Short problem: Type out the complete listing below word for word, without its pictures.

Input:
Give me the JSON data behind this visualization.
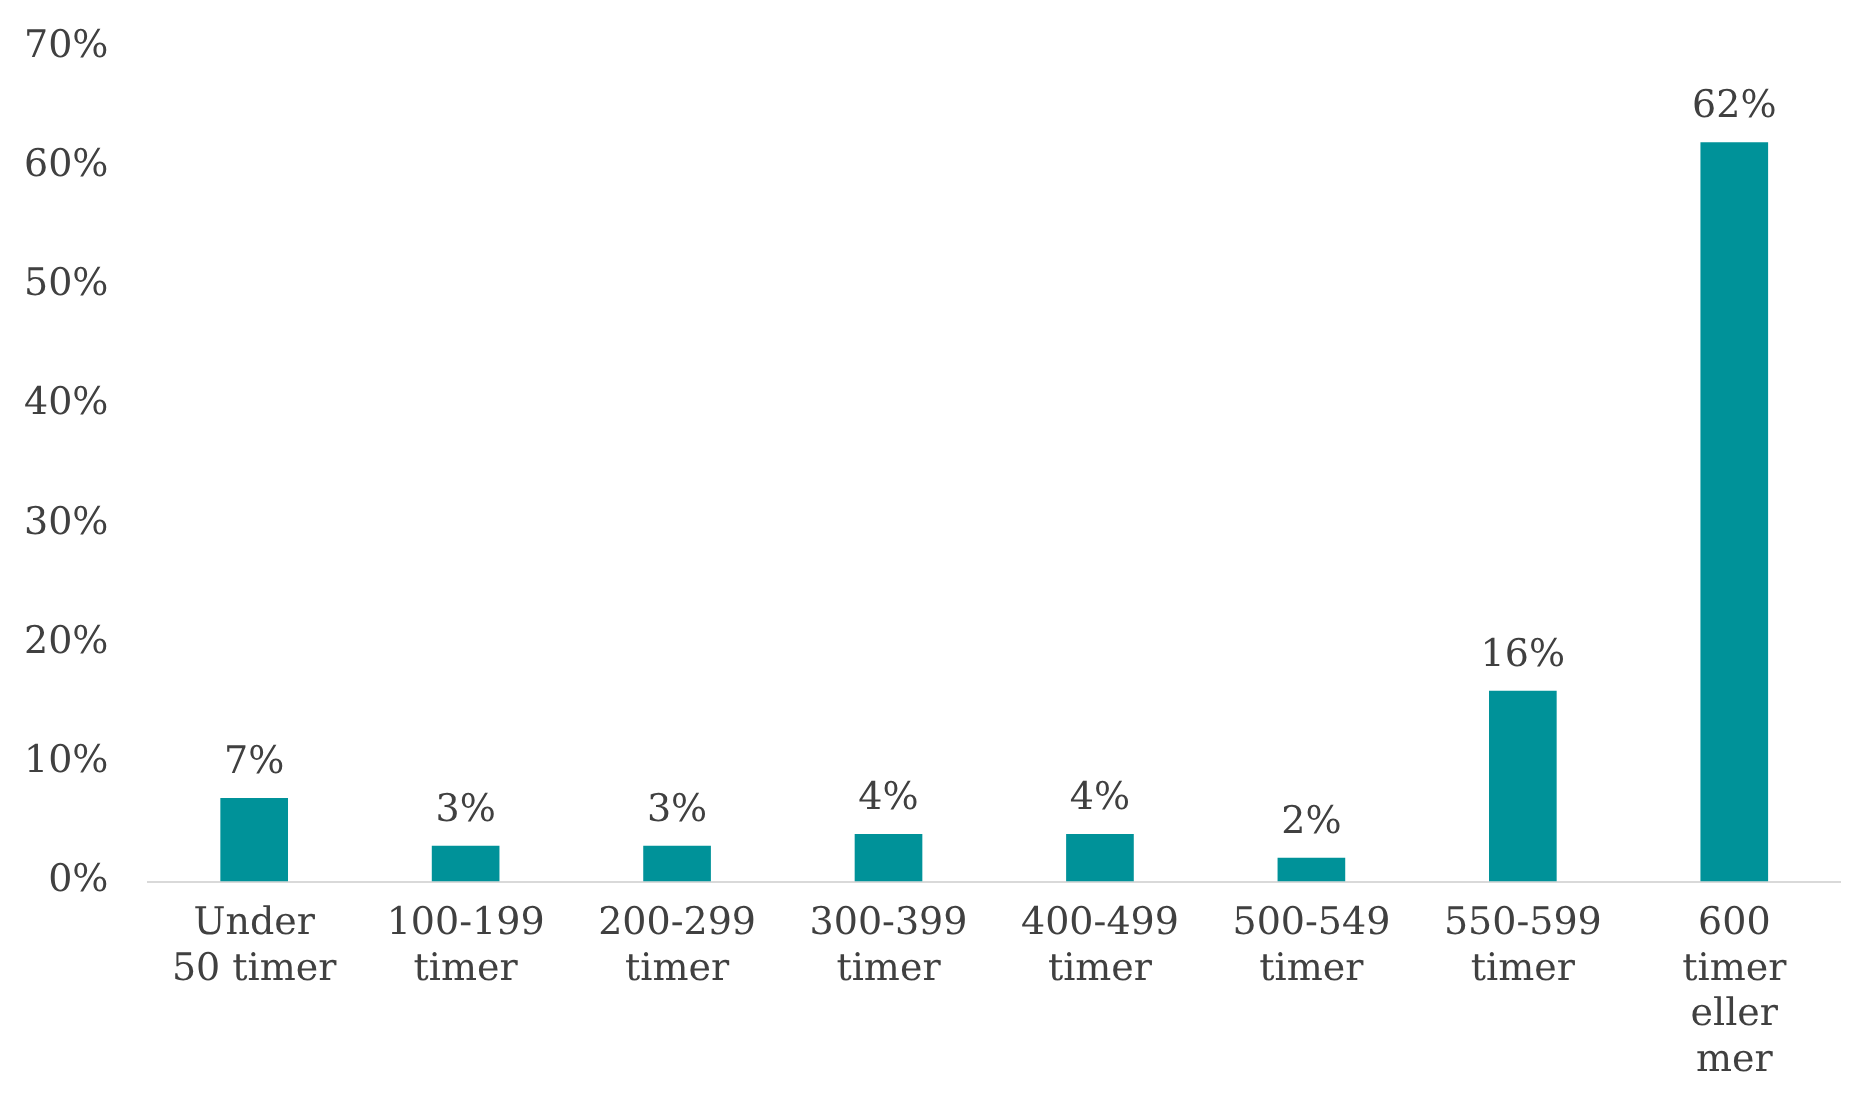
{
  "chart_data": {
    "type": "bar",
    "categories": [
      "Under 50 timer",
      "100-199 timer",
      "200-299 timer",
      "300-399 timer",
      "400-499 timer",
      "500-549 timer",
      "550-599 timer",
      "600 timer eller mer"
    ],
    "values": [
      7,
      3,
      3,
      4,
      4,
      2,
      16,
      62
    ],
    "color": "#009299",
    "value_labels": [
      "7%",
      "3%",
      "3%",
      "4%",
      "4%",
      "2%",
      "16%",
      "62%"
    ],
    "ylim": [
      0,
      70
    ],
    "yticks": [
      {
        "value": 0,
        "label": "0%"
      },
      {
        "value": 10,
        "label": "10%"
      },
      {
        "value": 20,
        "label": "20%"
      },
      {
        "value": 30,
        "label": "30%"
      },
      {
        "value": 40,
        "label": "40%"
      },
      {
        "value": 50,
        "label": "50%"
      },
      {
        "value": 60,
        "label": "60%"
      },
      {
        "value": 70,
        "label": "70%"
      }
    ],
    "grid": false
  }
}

Reply to the task:
Give me the JSON data behind this visualization.
{
  "chart_data": {
    "type": "bar",
    "categories": [
      "Under 50 timer",
      "100-199 timer",
      "200-299 timer",
      "300-399 timer",
      "400-499 timer",
      "500-549 timer",
      "550-599 timer",
      "600 timer eller mer"
    ],
    "values": [
      7,
      3,
      3,
      4,
      4,
      2,
      16,
      62
    ],
    "color": "#009299",
    "value_labels": [
      "7%",
      "3%",
      "3%",
      "4%",
      "4%",
      "2%",
      "16%",
      "62%"
    ],
    "ylim": [
      0,
      70
    ],
    "yticks": [
      {
        "value": 0,
        "label": "0%"
      },
      {
        "value": 10,
        "label": "10%"
      },
      {
        "value": 20,
        "label": "20%"
      },
      {
        "value": 30,
        "label": "30%"
      },
      {
        "value": 40,
        "label": "40%"
      },
      {
        "value": 50,
        "label": "50%"
      },
      {
        "value": 60,
        "label": "60%"
      },
      {
        "value": 70,
        "label": "70%"
      }
    ],
    "grid": false
  }
}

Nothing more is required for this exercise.